#### [Given request]
Copy out the listing that follows, exact in every word, and skip the images.

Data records
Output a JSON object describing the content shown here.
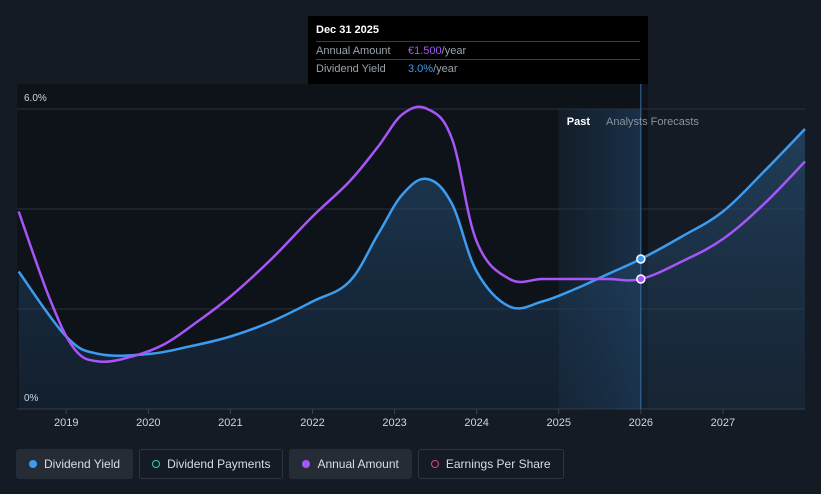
{
  "tooltip": {
    "date": "Dec 31 2025",
    "rows": [
      {
        "label": "Annual Amount",
        "value": "€1.500",
        "unit": "/year"
      },
      {
        "label": "Dividend Yield",
        "value": "3.0%",
        "unit": "/year"
      }
    ]
  },
  "regions": {
    "past": "Past",
    "forecast": "Analysts Forecasts"
  },
  "legend": [
    {
      "label": "Dividend Yield",
      "color": "#3b9cf0",
      "style": "filled"
    },
    {
      "label": "Dividend Payments",
      "color": "#2dd4bf",
      "style": "outline"
    },
    {
      "label": "Annual Amount",
      "color": "#a855f7",
      "style": "filled"
    },
    {
      "label": "Earnings Per Share",
      "color": "#e0457b",
      "style": "outline"
    }
  ],
  "colors": {
    "yield": "#3b9cf0",
    "amount": "#a855f7",
    "background": "#151b24",
    "grid": "#2a313b"
  },
  "chart_data": {
    "type": "line",
    "y_tick_labels": [
      "6.0%",
      "0%"
    ],
    "ylim": [
      0,
      6
    ],
    "xlim": [
      2018.4,
      2028.0
    ],
    "x_tick_labels": [
      "2019",
      "2020",
      "2021",
      "2022",
      "2023",
      "2024",
      "2025",
      "2026",
      "2027"
    ],
    "x_ticks": [
      2019,
      2020,
      2021,
      2022,
      2023,
      2024,
      2025,
      2026,
      2027
    ],
    "past_end": 2026.0,
    "forecast_shade_start": 2025.0,
    "grid": true,
    "series": [
      {
        "name": "Dividend Yield",
        "color": "#3b9cf0",
        "area": true,
        "x": [
          2018.42,
          2019.0,
          2019.4,
          2020.0,
          2020.5,
          2021.0,
          2021.5,
          2022.0,
          2022.45,
          2022.8,
          2023.1,
          2023.4,
          2023.7,
          2024.0,
          2024.4,
          2024.8,
          2025.2,
          2025.6,
          2026.0,
          2026.5,
          2027.0,
          2027.5,
          2028.0
        ],
        "y": [
          2.75,
          1.45,
          1.1,
          1.1,
          1.25,
          1.45,
          1.75,
          2.15,
          2.55,
          3.5,
          4.3,
          4.6,
          4.1,
          2.75,
          2.05,
          2.15,
          2.4,
          2.7,
          3.0,
          3.45,
          3.95,
          4.75,
          5.6
        ]
      },
      {
        "name": "Annual Amount",
        "color": "#a855f7",
        "area": false,
        "x": [
          2018.42,
          2018.8,
          2019.1,
          2019.4,
          2019.8,
          2020.2,
          2020.6,
          2021.0,
          2021.5,
          2022.0,
          2022.45,
          2022.8,
          2023.1,
          2023.4,
          2023.7,
          2024.0,
          2024.4,
          2024.8,
          2025.2,
          2025.6,
          2026.0,
          2026.5,
          2027.0,
          2027.5,
          2028.0
        ],
        "y": [
          3.95,
          2.2,
          1.2,
          0.95,
          1.05,
          1.3,
          1.75,
          2.25,
          3.0,
          3.85,
          4.55,
          5.25,
          5.9,
          6.0,
          5.4,
          3.35,
          2.6,
          2.6,
          2.6,
          2.6,
          2.6,
          2.95,
          3.4,
          4.1,
          4.95
        ]
      }
    ],
    "markers": [
      {
        "series": "Dividend Yield",
        "x": 2026.0,
        "y": 3.0
      },
      {
        "series": "Annual Amount",
        "x": 2026.0,
        "y": 2.6
      }
    ]
  }
}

#### [Final result]
Output a JSON object describing the content shown here.
{
  "tooltip": {
    "date": "Dec 31 2025",
    "rows": [
      {
        "label": "Annual Amount",
        "value": "€1.500",
        "unit": "/year"
      },
      {
        "label": "Dividend Yield",
        "value": "3.0%",
        "unit": "/year"
      }
    ]
  },
  "regions": {
    "past": "Past",
    "forecast": "Analysts Forecasts"
  },
  "legend": [
    {
      "label": "Dividend Yield",
      "color": "#3b9cf0",
      "style": "filled"
    },
    {
      "label": "Dividend Payments",
      "color": "#2dd4bf",
      "style": "outline"
    },
    {
      "label": "Annual Amount",
      "color": "#a855f7",
      "style": "filled"
    },
    {
      "label": "Earnings Per Share",
      "color": "#e0457b",
      "style": "outline"
    }
  ],
  "colors": {
    "yield": "#3b9cf0",
    "amount": "#a855f7",
    "background": "#151b24",
    "grid": "#2a313b"
  },
  "chart_data": {
    "type": "line",
    "y_tick_labels": [
      "6.0%",
      "0%"
    ],
    "ylim": [
      0,
      6
    ],
    "xlim": [
      2018.4,
      2028.0
    ],
    "x_tick_labels": [
      "2019",
      "2020",
      "2021",
      "2022",
      "2023",
      "2024",
      "2025",
      "2026",
      "2027"
    ],
    "x_ticks": [
      2019,
      2020,
      2021,
      2022,
      2023,
      2024,
      2025,
      2026,
      2027
    ],
    "past_end": 2026.0,
    "forecast_shade_start": 2025.0,
    "grid": true,
    "series": [
      {
        "name": "Dividend Yield",
        "color": "#3b9cf0",
        "area": true,
        "x": [
          2018.42,
          2019.0,
          2019.4,
          2020.0,
          2020.5,
          2021.0,
          2021.5,
          2022.0,
          2022.45,
          2022.8,
          2023.1,
          2023.4,
          2023.7,
          2024.0,
          2024.4,
          2024.8,
          2025.2,
          2025.6,
          2026.0,
          2026.5,
          2027.0,
          2027.5,
          2028.0
        ],
        "y": [
          2.75,
          1.45,
          1.1,
          1.1,
          1.25,
          1.45,
          1.75,
          2.15,
          2.55,
          3.5,
          4.3,
          4.6,
          4.1,
          2.75,
          2.05,
          2.15,
          2.4,
          2.7,
          3.0,
          3.45,
          3.95,
          4.75,
          5.6
        ]
      },
      {
        "name": "Annual Amount",
        "color": "#a855f7",
        "area": false,
        "x": [
          2018.42,
          2018.8,
          2019.1,
          2019.4,
          2019.8,
          2020.2,
          2020.6,
          2021.0,
          2021.5,
          2022.0,
          2022.45,
          2022.8,
          2023.1,
          2023.4,
          2023.7,
          2024.0,
          2024.4,
          2024.8,
          2025.2,
          2025.6,
          2026.0,
          2026.5,
          2027.0,
          2027.5,
          2028.0
        ],
        "y": [
          3.95,
          2.2,
          1.2,
          0.95,
          1.05,
          1.3,
          1.75,
          2.25,
          3.0,
          3.85,
          4.55,
          5.25,
          5.9,
          6.0,
          5.4,
          3.35,
          2.6,
          2.6,
          2.6,
          2.6,
          2.6,
          2.95,
          3.4,
          4.1,
          4.95
        ]
      }
    ],
    "markers": [
      {
        "series": "Dividend Yield",
        "x": 2026.0,
        "y": 3.0
      },
      {
        "series": "Annual Amount",
        "x": 2026.0,
        "y": 2.6
      }
    ]
  }
}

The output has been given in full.